[begin Source records]

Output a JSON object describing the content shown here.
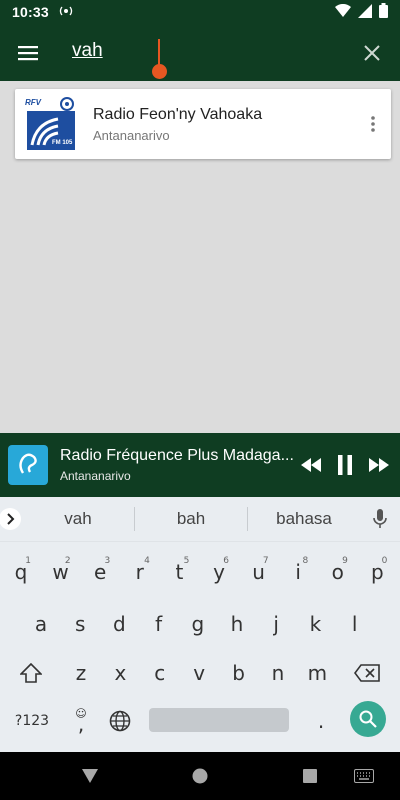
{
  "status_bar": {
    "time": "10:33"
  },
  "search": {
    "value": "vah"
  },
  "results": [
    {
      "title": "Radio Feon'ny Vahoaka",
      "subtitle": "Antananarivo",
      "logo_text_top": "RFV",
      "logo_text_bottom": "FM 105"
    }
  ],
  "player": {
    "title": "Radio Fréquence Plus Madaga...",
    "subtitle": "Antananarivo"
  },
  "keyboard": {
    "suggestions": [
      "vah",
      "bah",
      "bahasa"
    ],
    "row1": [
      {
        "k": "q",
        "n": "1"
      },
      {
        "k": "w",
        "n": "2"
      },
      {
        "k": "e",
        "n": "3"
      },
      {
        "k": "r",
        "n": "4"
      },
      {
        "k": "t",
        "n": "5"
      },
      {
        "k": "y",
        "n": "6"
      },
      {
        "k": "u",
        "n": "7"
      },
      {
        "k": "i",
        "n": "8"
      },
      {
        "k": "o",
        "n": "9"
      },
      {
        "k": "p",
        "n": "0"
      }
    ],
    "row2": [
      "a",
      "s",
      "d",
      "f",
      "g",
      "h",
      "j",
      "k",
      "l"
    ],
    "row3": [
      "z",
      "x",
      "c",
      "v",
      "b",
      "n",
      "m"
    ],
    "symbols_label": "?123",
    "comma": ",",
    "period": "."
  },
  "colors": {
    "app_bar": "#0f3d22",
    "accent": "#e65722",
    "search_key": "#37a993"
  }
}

[end Source records]

**Task objective**.
Show the lines from the data above that contain the string "Antananarivo".

**Response to the exercise**.
      "subtitle": "Antananarivo",
    "subtitle": "Antananarivo"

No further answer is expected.